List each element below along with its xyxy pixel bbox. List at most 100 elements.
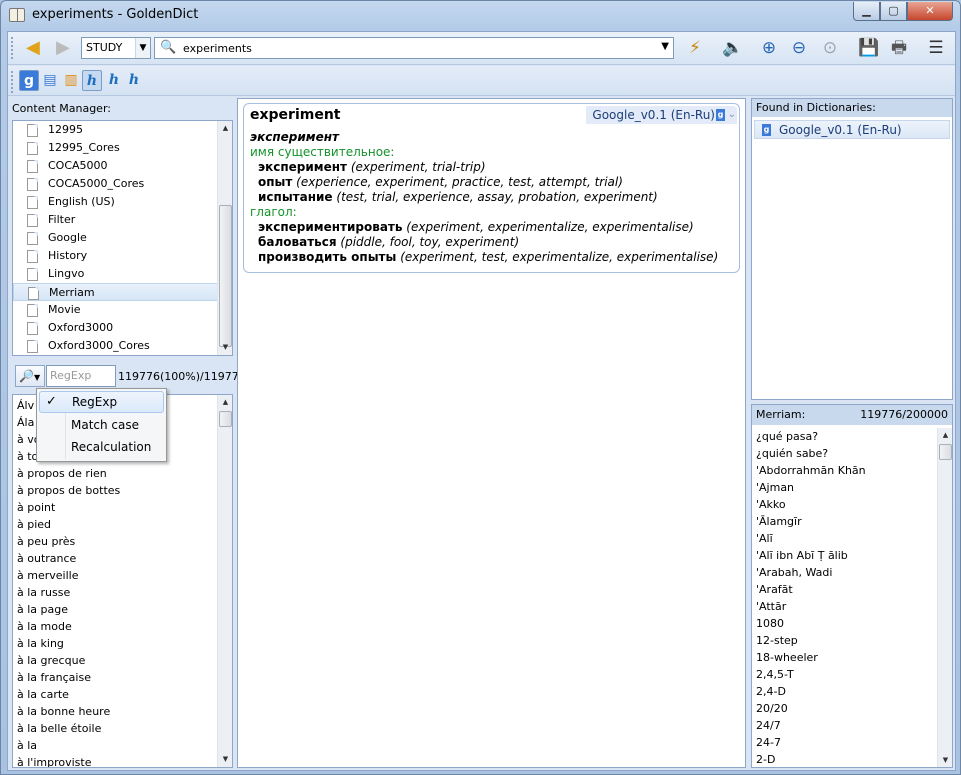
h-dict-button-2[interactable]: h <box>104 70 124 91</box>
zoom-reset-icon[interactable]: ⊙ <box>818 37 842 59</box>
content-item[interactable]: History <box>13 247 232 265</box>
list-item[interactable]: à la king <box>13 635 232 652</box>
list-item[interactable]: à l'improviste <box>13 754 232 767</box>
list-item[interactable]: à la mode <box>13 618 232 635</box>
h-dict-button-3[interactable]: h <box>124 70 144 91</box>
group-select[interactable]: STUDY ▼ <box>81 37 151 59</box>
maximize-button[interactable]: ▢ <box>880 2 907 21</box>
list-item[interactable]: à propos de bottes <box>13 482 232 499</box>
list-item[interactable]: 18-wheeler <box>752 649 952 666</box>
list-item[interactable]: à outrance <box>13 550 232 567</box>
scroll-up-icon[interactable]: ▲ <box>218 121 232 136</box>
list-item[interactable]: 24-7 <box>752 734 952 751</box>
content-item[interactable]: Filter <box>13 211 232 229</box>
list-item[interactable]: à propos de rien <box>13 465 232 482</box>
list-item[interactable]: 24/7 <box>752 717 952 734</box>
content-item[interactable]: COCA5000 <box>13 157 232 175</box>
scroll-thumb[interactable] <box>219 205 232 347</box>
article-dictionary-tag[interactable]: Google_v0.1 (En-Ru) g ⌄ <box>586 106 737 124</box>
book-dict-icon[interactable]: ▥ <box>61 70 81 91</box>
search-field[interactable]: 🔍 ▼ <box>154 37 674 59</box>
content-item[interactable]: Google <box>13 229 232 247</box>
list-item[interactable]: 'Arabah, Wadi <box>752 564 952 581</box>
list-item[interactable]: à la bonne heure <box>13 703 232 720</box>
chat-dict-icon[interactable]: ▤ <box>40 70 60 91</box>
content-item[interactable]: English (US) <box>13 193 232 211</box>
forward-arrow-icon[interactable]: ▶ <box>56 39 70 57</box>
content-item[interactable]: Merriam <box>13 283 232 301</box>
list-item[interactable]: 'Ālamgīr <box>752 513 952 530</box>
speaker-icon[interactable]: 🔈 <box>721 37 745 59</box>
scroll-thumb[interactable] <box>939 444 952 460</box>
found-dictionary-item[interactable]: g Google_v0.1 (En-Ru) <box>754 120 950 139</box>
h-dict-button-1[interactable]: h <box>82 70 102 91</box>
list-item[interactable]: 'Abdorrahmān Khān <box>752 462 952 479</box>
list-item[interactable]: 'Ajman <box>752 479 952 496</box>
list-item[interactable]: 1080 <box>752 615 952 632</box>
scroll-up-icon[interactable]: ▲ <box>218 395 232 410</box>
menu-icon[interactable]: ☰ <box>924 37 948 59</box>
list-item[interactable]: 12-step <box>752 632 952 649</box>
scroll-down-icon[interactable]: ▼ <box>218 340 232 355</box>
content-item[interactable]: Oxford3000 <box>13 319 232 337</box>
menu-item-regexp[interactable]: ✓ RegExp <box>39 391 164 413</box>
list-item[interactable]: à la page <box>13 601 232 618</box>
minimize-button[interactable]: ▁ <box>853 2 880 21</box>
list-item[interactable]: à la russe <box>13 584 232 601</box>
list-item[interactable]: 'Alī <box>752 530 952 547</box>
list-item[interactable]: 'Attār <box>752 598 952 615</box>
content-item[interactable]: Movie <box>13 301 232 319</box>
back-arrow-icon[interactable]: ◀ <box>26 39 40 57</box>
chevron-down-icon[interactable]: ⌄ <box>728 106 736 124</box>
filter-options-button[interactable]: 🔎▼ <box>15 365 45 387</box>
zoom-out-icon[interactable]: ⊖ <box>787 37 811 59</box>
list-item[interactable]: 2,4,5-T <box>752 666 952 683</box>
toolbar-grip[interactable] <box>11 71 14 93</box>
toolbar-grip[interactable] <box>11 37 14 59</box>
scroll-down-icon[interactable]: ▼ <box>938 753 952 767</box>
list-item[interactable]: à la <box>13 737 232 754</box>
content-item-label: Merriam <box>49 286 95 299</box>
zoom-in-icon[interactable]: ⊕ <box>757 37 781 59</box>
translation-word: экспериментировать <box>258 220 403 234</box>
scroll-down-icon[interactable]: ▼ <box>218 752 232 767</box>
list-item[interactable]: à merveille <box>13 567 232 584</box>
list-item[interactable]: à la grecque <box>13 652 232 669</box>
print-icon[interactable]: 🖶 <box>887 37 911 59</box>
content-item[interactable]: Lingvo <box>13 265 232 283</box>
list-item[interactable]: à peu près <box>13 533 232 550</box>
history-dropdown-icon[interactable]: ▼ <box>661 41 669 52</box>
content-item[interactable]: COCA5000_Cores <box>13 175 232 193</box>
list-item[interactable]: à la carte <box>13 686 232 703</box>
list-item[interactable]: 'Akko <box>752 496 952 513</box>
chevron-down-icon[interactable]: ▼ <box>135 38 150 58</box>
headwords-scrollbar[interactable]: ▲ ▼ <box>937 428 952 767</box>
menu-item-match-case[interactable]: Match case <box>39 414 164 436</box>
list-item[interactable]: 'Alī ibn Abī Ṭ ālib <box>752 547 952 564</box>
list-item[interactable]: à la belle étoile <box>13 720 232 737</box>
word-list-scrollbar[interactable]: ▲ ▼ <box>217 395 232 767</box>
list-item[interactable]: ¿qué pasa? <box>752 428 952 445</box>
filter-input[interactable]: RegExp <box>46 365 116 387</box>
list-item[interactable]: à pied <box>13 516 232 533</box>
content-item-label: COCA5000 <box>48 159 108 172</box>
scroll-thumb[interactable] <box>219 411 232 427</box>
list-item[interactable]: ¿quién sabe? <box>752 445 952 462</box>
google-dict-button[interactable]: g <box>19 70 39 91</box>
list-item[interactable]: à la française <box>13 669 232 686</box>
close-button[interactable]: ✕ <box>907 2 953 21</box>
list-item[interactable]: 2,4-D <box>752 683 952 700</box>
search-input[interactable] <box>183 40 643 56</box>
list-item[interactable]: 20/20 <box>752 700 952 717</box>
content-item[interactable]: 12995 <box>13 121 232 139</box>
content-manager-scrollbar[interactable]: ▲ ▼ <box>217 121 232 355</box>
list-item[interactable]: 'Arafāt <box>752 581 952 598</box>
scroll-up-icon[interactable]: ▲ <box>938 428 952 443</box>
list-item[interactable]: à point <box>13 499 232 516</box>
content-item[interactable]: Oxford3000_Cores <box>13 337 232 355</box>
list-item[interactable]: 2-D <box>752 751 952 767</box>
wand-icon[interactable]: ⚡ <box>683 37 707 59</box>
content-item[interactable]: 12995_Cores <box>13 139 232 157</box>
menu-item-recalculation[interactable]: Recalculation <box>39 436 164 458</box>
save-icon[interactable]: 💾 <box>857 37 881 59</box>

====

[TO DO]:
Reproduce all the records with every occurrence of "scroll-up-icon" substituted by "scroll-up-arrow", keeping everything else unchanged and omitting the pictures.

[FINISHED EXERCISE]:
List each element below along with its xyxy pixel bbox. List at most 100 elements.
h-dict-button-2[interactable]: h <box>104 70 124 91</box>
zoom-reset-icon[interactable]: ⊙ <box>818 37 842 59</box>
content-item[interactable]: History <box>13 247 232 265</box>
list-item[interactable]: à la king <box>13 635 232 652</box>
list-item[interactable]: à l'improviste <box>13 754 232 767</box>
list-item[interactable]: à la mode <box>13 618 232 635</box>
h-dict-button-3[interactable]: h <box>124 70 144 91</box>
group-select[interactable]: STUDY ▼ <box>81 37 151 59</box>
maximize-button[interactable]: ▢ <box>880 2 907 21</box>
list-item[interactable]: à propos de bottes <box>13 482 232 499</box>
list-item[interactable]: 18-wheeler <box>752 649 952 666</box>
list-item[interactable]: à outrance <box>13 550 232 567</box>
scroll-up-arrow[interactable]: ▲ <box>218 121 232 136</box>
list-item[interactable]: 24-7 <box>752 734 952 751</box>
content-item[interactable]: Filter <box>13 211 232 229</box>
list-item[interactable]: à propos de rien <box>13 465 232 482</box>
list-item[interactable]: 24/7 <box>752 717 952 734</box>
content-item[interactable]: COCA5000 <box>13 157 232 175</box>
scroll-thumb[interactable] <box>219 205 232 347</box>
article-dictionary-tag[interactable]: Google_v0.1 (En-Ru) g ⌄ <box>586 106 737 124</box>
book-dict-icon[interactable]: ▥ <box>61 70 81 91</box>
search-field[interactable]: 🔍 ▼ <box>154 37 674 59</box>
content-item[interactable]: Google <box>13 229 232 247</box>
list-item[interactable]: 'Arabah, Wadi <box>752 564 952 581</box>
list-item[interactable]: à la bonne heure <box>13 703 232 720</box>
chat-dict-icon[interactable]: ▤ <box>40 70 60 91</box>
content-item[interactable]: English (US) <box>13 193 232 211</box>
forward-arrow-icon[interactable]: ▶ <box>56 39 70 57</box>
content-item[interactable]: Merriam <box>13 283 232 301</box>
list-item[interactable]: 'Ālamgīr <box>752 513 952 530</box>
speaker-icon[interactable]: 🔈 <box>721 37 745 59</box>
scroll-thumb[interactable] <box>939 444 952 460</box>
found-dictionary-item[interactable]: g Google_v0.1 (En-Ru) <box>754 120 950 139</box>
h-dict-button-1[interactable]: h <box>82 70 102 91</box>
list-item[interactable]: 'Abdorrahmān Khān <box>752 462 952 479</box>
list-item[interactable]: 'Ajman <box>752 479 952 496</box>
list-item[interactable]: 1080 <box>752 615 952 632</box>
scroll-up-arrow[interactable]: ▲ <box>218 395 232 410</box>
menu-icon[interactable]: ☰ <box>924 37 948 59</box>
list-item[interactable]: 12-step <box>752 632 952 649</box>
scroll-down-icon[interactable]: ▼ <box>218 340 232 355</box>
content-item[interactable]: Oxford3000 <box>13 319 232 337</box>
menu-item-regexp[interactable]: ✓ RegExp <box>39 391 164 413</box>
list-item[interactable]: à la page <box>13 601 232 618</box>
minimize-button[interactable]: ▁ <box>853 2 880 21</box>
list-item[interactable]: à la russe <box>13 584 232 601</box>
list-item[interactable]: 'Alī <box>752 530 952 547</box>
list-item[interactable]: 'Attār <box>752 598 952 615</box>
content-item[interactable]: Movie <box>13 301 232 319</box>
back-arrow-icon[interactable]: ◀ <box>26 39 40 57</box>
chevron-down-icon[interactable]: ⌄ <box>728 106 736 124</box>
filter-options-button[interactable]: 🔎▼ <box>15 365 45 387</box>
zoom-out-icon[interactable]: ⊖ <box>787 37 811 59</box>
list-item[interactable]: 2,4,5-T <box>752 666 952 683</box>
toolbar-grip[interactable] <box>11 71 14 93</box>
toolbar-grip[interactable] <box>11 37 14 59</box>
scroll-down-icon[interactable]: ▼ <box>938 753 952 767</box>
list-item[interactable]: à la <box>13 737 232 754</box>
content-item-label: Merriam <box>49 286 95 299</box>
zoom-in-icon[interactable]: ⊕ <box>757 37 781 59</box>
translation-word: экспериментировать <box>258 220 403 234</box>
scroll-down-icon[interactable]: ▼ <box>218 752 232 767</box>
list-item[interactable]: à merveille <box>13 567 232 584</box>
list-item[interactable]: à la grecque <box>13 652 232 669</box>
print-icon[interactable]: 🖶 <box>887 37 911 59</box>
content-item[interactable]: Lingvo <box>13 265 232 283</box>
list-item[interactable]: à peu près <box>13 533 232 550</box>
history-dropdown-icon[interactable]: ▼ <box>661 41 669 52</box>
content-item[interactable]: COCA5000_Cores <box>13 175 232 193</box>
list-item[interactable]: à la carte <box>13 686 232 703</box>
list-item[interactable]: 'Akko <box>752 496 952 513</box>
chevron-down-icon[interactable]: ▼ <box>135 38 150 58</box>
headwords-scrollbar[interactable]: ▲ ▼ <box>937 428 952 767</box>
menu-item-match-case[interactable]: Match case <box>39 414 164 436</box>
list-item[interactable]: 'Alī ibn Abī Ṭ ālib <box>752 547 952 564</box>
list-item[interactable]: à la belle étoile <box>13 720 232 737</box>
word-list-scrollbar[interactable]: ▲ ▼ <box>217 395 232 767</box>
list-item[interactable]: ¿qué pasa? <box>752 428 952 445</box>
filter-input[interactable]: RegExp <box>46 365 116 387</box>
list-item[interactable]: à pied <box>13 516 232 533</box>
content-item-label: COCA5000 <box>48 159 108 172</box>
scroll-thumb[interactable] <box>219 411 232 427</box>
list-item[interactable]: ¿quién sabe? <box>752 445 952 462</box>
google-dict-button[interactable]: g <box>19 70 39 91</box>
list-item[interactable]: à la française <box>13 669 232 686</box>
close-button[interactable]: ✕ <box>907 2 953 21</box>
list-item[interactable]: 2,4-D <box>752 683 952 700</box>
search-input[interactable] <box>183 40 643 56</box>
list-item[interactable]: 20/20 <box>752 700 952 717</box>
content-item[interactable]: 12995 <box>13 121 232 139</box>
content-manager-scrollbar[interactable]: ▲ ▼ <box>217 121 232 355</box>
list-item[interactable]: 'Arafāt <box>752 581 952 598</box>
scroll-up-arrow[interactable]: ▲ <box>938 428 952 443</box>
list-item[interactable]: à point <box>13 499 232 516</box>
content-item[interactable]: Oxford3000_Cores <box>13 337 232 355</box>
list-item[interactable]: 2-D <box>752 751 952 767</box>
wand-icon[interactable]: ⚡ <box>683 37 707 59</box>
content-item[interactable]: 12995_Cores <box>13 139 232 157</box>
menu-item-recalculation[interactable]: Recalculation <box>39 436 164 458</box>
save-icon[interactable]: 💾 <box>857 37 881 59</box>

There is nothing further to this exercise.